* _Written request_:
For the records below, say how many lines contain the string "zoom". Give the number only.

* _Dataset_:
::::
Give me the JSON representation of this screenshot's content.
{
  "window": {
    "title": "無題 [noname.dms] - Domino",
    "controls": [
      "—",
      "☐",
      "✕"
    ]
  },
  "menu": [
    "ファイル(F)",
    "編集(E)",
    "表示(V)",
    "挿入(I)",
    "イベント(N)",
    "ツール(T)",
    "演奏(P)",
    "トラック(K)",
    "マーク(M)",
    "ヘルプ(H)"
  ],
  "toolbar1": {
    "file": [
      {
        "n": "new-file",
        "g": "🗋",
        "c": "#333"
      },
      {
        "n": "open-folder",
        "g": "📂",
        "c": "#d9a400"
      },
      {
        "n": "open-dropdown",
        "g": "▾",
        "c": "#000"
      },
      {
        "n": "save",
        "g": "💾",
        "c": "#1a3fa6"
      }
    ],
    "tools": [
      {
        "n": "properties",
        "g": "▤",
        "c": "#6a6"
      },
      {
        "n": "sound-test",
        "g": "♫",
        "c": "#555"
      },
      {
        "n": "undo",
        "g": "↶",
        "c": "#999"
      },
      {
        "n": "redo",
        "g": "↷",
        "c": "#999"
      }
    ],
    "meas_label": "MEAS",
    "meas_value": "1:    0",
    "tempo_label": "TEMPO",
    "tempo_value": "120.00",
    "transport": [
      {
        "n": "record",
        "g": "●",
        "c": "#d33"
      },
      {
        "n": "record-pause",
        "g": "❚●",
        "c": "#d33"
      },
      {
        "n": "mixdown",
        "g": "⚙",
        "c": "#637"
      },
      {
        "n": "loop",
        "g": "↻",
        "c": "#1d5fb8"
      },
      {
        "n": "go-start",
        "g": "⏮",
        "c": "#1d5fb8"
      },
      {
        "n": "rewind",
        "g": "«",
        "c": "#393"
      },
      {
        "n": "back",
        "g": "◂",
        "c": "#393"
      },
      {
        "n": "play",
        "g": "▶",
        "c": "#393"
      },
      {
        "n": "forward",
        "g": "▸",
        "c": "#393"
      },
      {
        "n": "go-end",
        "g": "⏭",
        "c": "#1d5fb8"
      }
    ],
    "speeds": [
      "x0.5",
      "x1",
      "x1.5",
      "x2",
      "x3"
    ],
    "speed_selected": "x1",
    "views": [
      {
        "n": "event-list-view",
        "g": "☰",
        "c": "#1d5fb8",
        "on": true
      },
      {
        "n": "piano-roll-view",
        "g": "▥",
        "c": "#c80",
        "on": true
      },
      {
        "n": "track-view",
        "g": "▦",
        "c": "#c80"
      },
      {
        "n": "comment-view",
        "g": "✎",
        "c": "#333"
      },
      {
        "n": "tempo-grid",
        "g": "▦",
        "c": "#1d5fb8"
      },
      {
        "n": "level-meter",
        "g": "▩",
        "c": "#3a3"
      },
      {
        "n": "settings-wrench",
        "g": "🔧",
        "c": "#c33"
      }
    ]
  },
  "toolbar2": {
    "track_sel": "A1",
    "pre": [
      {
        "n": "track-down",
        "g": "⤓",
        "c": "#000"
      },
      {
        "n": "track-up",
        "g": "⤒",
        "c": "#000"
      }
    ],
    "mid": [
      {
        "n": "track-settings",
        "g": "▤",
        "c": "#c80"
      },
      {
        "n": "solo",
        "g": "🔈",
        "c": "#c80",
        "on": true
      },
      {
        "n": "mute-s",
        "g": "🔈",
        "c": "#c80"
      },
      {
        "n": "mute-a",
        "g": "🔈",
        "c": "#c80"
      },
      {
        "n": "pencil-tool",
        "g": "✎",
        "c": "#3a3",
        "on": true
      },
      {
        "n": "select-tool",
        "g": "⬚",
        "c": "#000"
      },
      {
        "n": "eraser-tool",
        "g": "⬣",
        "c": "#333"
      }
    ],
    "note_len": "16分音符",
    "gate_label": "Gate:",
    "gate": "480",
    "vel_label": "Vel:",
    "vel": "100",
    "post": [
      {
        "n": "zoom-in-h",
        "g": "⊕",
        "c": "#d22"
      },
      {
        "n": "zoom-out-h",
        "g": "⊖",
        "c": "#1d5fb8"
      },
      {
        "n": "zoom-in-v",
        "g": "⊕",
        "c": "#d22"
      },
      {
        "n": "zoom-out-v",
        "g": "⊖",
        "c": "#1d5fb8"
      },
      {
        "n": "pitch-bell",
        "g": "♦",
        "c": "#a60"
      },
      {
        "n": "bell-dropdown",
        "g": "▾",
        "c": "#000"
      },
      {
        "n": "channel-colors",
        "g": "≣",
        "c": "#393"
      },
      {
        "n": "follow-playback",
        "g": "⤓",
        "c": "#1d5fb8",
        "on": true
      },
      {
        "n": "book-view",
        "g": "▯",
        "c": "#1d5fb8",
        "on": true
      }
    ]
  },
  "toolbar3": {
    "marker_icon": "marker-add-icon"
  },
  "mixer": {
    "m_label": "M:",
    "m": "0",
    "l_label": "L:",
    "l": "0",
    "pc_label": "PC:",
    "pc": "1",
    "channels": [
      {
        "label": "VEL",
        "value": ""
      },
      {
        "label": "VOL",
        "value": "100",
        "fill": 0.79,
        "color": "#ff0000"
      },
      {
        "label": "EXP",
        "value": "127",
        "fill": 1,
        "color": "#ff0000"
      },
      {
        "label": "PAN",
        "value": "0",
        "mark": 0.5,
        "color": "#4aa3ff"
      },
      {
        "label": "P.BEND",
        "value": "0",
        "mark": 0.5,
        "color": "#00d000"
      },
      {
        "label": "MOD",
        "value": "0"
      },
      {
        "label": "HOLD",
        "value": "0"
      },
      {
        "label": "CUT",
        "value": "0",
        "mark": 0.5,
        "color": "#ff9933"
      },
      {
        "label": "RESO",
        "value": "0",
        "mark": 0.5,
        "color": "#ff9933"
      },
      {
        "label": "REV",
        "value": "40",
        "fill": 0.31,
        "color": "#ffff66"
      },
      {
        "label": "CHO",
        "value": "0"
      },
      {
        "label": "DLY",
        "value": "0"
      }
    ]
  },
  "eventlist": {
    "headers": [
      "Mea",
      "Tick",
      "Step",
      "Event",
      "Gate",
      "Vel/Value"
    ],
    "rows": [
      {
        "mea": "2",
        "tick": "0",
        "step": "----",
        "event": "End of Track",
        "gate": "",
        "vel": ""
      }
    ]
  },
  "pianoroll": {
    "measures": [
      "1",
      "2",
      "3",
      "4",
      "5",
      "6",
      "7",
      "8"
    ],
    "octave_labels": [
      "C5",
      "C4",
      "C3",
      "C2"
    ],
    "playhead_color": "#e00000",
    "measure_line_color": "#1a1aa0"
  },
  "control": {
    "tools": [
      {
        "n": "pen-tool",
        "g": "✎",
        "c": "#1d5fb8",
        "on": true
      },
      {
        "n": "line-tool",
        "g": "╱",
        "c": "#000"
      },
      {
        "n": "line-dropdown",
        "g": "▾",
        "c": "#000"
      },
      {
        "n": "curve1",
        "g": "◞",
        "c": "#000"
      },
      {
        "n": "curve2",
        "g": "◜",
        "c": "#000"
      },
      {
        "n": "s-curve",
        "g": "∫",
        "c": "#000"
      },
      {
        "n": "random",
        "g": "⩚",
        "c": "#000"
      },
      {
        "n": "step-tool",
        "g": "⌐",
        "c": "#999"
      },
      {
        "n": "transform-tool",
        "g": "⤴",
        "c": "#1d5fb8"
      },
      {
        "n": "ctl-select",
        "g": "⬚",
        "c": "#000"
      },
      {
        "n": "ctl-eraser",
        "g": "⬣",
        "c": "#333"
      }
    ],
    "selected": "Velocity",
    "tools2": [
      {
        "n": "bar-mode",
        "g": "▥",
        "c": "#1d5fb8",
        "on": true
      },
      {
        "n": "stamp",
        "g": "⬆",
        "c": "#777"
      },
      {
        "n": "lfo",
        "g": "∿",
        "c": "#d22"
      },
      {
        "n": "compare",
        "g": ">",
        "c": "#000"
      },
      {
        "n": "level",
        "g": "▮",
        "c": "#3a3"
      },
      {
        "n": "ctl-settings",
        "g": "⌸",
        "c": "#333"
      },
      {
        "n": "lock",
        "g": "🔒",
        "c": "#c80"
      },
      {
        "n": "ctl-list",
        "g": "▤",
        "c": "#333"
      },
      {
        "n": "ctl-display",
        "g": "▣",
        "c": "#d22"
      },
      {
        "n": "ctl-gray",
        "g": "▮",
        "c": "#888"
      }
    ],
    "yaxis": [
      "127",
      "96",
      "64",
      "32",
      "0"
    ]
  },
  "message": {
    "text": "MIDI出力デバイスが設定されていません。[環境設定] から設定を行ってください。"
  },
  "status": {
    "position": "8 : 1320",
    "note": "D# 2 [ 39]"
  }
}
::::
* _Response to this task_:
4